_Exercise aim_.
Repeat every one of the following entries line for line, with nothing changed.

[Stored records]
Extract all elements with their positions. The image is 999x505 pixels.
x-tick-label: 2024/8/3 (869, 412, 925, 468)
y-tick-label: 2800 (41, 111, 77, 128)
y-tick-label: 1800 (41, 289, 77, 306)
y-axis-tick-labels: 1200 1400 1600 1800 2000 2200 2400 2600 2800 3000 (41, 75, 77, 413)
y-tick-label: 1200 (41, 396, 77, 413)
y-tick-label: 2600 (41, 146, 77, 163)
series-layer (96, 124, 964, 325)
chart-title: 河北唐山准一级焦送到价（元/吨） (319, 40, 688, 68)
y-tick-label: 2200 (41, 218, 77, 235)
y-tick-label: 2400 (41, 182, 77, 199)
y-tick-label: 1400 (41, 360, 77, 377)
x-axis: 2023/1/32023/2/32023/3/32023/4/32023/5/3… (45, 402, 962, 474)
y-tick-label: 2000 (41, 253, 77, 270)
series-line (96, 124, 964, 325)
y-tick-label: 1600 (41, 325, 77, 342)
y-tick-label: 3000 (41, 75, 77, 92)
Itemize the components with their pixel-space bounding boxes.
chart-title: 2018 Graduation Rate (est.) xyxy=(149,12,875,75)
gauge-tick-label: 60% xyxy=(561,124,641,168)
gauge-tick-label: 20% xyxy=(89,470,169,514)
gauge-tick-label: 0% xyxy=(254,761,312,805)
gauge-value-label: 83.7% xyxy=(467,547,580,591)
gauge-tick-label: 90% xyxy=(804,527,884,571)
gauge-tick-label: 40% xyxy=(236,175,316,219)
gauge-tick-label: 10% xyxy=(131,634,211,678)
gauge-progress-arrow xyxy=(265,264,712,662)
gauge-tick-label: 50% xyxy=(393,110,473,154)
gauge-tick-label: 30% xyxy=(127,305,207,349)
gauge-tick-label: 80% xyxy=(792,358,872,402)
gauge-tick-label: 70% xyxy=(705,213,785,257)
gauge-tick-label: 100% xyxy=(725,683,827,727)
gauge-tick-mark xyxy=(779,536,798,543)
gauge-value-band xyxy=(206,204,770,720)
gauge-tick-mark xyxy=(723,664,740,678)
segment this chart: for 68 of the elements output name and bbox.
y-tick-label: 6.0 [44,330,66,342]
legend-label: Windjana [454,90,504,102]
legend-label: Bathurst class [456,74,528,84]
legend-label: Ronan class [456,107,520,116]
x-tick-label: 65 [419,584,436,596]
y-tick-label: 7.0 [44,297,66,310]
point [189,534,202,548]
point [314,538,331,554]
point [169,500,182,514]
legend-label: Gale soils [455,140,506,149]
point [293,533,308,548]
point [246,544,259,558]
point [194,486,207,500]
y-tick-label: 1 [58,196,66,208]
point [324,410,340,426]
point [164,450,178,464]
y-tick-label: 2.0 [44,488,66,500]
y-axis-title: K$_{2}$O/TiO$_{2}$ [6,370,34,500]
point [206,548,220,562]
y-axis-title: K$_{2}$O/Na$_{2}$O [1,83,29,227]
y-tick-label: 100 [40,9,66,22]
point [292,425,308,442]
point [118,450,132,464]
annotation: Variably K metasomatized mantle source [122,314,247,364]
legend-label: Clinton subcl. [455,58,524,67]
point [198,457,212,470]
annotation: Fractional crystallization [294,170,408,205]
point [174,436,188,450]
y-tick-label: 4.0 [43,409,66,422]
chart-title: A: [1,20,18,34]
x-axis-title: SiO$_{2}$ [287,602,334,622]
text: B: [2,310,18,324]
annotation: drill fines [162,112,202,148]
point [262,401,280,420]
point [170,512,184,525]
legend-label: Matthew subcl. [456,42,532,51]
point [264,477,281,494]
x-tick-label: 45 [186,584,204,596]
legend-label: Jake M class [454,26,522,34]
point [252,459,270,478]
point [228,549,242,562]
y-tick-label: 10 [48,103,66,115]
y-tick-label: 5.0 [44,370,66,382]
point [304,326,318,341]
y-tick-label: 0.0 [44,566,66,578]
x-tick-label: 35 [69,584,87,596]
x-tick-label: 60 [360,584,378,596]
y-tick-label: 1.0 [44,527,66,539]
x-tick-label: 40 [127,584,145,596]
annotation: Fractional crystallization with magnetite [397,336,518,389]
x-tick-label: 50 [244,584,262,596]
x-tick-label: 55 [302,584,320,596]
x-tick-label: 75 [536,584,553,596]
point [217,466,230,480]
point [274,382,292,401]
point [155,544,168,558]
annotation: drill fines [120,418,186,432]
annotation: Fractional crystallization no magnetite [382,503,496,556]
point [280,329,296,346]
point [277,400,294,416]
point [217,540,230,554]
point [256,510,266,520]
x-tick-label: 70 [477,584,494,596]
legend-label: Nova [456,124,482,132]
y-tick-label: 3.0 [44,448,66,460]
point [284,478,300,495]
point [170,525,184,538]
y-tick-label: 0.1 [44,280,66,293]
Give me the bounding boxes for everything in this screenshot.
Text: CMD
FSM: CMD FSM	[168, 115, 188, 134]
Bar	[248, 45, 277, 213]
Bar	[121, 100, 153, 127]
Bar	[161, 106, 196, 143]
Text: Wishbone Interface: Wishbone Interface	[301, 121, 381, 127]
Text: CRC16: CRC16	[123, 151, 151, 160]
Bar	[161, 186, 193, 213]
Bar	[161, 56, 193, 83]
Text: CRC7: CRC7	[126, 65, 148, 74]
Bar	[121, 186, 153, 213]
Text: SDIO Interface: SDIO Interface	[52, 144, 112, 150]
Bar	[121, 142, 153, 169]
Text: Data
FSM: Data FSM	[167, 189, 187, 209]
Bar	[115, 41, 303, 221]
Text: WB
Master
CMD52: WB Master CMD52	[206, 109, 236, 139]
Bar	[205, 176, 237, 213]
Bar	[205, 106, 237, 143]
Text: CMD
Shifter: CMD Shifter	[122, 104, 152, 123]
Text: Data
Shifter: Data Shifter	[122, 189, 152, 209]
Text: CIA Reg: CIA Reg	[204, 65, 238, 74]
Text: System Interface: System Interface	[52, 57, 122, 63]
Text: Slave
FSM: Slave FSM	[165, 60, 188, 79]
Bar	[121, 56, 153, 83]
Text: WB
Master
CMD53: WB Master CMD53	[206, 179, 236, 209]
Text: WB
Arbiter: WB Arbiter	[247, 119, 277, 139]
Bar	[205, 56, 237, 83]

_Full solution_.
Extract all elements with their positions. The image is 999x505 pixels.
x-tick-label: 2024/8/3 (869, 412, 925, 468)
y-tick-label: 2800 (41, 111, 77, 128)
y-tick-label: 1800 (41, 289, 77, 306)
y-axis-tick-labels: 1200 1400 1600 1800 2000 2200 2400 2600 2800 3000 (41, 75, 77, 413)
y-tick-label: 1200 (41, 396, 77, 413)
y-tick-label: 2600 (41, 146, 77, 163)
series-layer (96, 124, 964, 325)
chart-title: 河北唐山准一级焦送到价（元/吨） (319, 40, 688, 68)
y-tick-label: 2200 (41, 218, 77, 235)
y-tick-label: 2400 (41, 182, 77, 199)
y-tick-label: 1400 (41, 360, 77, 377)
x-axis: 2023/1/32023/2/32023/3/32023/4/32023/5/3… (45, 402, 962, 474)
y-tick-label: 2000 (41, 253, 77, 270)
series-line (96, 124, 964, 325)
y-tick-label: 1600 (41, 325, 77, 342)
y-tick-label: 3000 (41, 75, 77, 92)
Itemize the components with their pixel-space bounding boxes.
chart-title: 2018 Graduation Rate (est.) xyxy=(149,12,875,75)
gauge-tick-label: 60% xyxy=(561,124,641,168)
gauge-tick-label: 20% xyxy=(89,470,169,514)
gauge-tick-label: 0% xyxy=(254,761,312,805)
gauge-value-label: 83.7% xyxy=(467,547,580,591)
gauge-tick-label: 90% xyxy=(804,527,884,571)
gauge-tick-label: 40% xyxy=(236,175,316,219)
gauge-tick-label: 10% xyxy=(131,634,211,678)
gauge-progress-arrow xyxy=(265,264,712,662)
gauge-tick-label: 50% xyxy=(393,110,473,154)
gauge-tick-label: 30% xyxy=(127,305,207,349)
gauge-tick-label: 80% xyxy=(792,358,872,402)
gauge-tick-label: 70% xyxy=(705,213,785,257)
gauge-tick-label: 100% xyxy=(725,683,827,727)
gauge-tick-mark xyxy=(779,536,798,543)
gauge-value-band xyxy=(206,204,770,720)
gauge-tick-mark xyxy=(723,664,740,678)
segment this chart: for 68 of the elements output name and bbox.
y-tick-label: 6.0 [44,330,66,342]
legend-label: Windjana [454,90,504,102]
legend-label: Bathurst class [456,74,528,84]
legend-label: Ronan class [456,107,520,116]
x-tick-label: 65 [419,584,436,596]
y-tick-label: 7.0 [44,297,66,310]
point [189,534,202,548]
point [314,538,331,554]
point [169,500,182,514]
legend-label: Gale soils [455,140,506,149]
point [293,533,308,548]
point [246,544,259,558]
point [194,486,207,500]
y-tick-label: 1 [58,196,66,208]
point [324,410,340,426]
point [164,450,178,464]
y-tick-label: 2.0 [44,488,66,500]
y-axis-title: K$_{2}$O/TiO$_{2}$ [6,370,34,500]
point [206,548,220,562]
y-axis-title: K$_{2}$O/Na$_{2}$O [1,83,29,227]
y-tick-label: 100 [40,9,66,22]
point [292,425,308,442]
point [118,450,132,464]
annotation: Variably K metasomatized mantle source [122,314,247,364]
legend-label: Clinton subcl. [455,58,524,67]
point [198,457,212,470]
annotation: Fractional crystallization [294,170,408,205]
point [174,436,188,450]
y-tick-label: 4.0 [43,409,66,422]
chart-title: A: [1,20,18,34]
x-axis-title: SiO$_{2}$ [287,602,334,622]
text: B: [2,310,18,324]
annotation: drill fines [162,112,202,148]
point [262,401,280,420]
point [170,512,184,525]
legend-label: Matthew subcl. [456,42,532,51]
point [264,477,281,494]
x-tick-label: 45 [186,584,204,596]
legend-label: Jake M class [454,26,522,34]
point [252,459,270,478]
point [228,549,242,562]
y-tick-label: 10 [48,103,66,115]
y-tick-label: 5.0 [44,370,66,382]
point [304,326,318,341]
y-tick-label: 0.0 [44,566,66,578]
x-tick-label: 35 [69,584,87,596]
x-tick-label: 60 [360,584,378,596]
y-tick-label: 1.0 [44,527,66,539]
x-tick-label: 40 [127,584,145,596]
annotation: Fractional crystallization with magnetite [397,336,518,389]
x-tick-label: 50 [244,584,262,596]
x-tick-label: 55 [302,584,320,596]
x-tick-label: 75 [536,584,553,596]
point [217,466,230,480]
point [274,382,292,401]
point [155,544,168,558]
annotation: drill fines [120,418,186,432]
annotation: Fractional crystallization no magnetite [382,503,496,556]
point [280,329,296,346]
point [277,400,294,416]
point [217,540,230,554]
point [256,510,266,520]
x-tick-label: 70 [477,584,494,596]
legend-label: Nova [456,124,482,132]
y-tick-label: 3.0 [44,448,66,460]
point [284,478,300,495]
point [170,525,184,538]
y-tick-label: 0.1 [44,280,66,293]
Give me the bounding boxes for everything in this screenshot.
Text: CMD
FSM: CMD FSM	[168, 115, 188, 134]
Bar	[248, 45, 277, 213]
Bar	[121, 100, 153, 127]
Bar	[161, 106, 196, 143]
Text: Wishbone Interface: Wishbone Interface	[301, 121, 381, 127]
Text: CRC16: CRC16	[123, 151, 151, 160]
Bar	[161, 186, 193, 213]
Bar	[161, 56, 193, 83]
Text: CRC7: CRC7	[126, 65, 148, 74]
Bar	[121, 186, 153, 213]
Text: SDIO Interface: SDIO Interface	[52, 144, 112, 150]
Bar	[121, 142, 153, 169]
Text: Data
FSM: Data FSM	[167, 189, 187, 209]
Bar	[115, 41, 303, 221]
Text: WB
Master
CMD52: WB Master CMD52	[206, 109, 236, 139]
Bar	[205, 176, 237, 213]
Bar	[205, 106, 237, 143]
Text: CMD
Shifter: CMD Shifter	[122, 104, 152, 123]
Text: Data
Shifter: Data Shifter	[122, 189, 152, 209]
Text: CIA Reg: CIA Reg	[204, 65, 238, 74]
Text: System Interface: System Interface	[52, 57, 122, 63]
Text: Slave
FSM: Slave FSM	[165, 60, 188, 79]
Bar	[121, 56, 153, 83]
Text: WB
Master
CMD53: WB Master CMD53	[206, 179, 236, 209]
Text: WB
Arbiter: WB Arbiter	[247, 119, 277, 139]
Bar	[205, 56, 237, 83]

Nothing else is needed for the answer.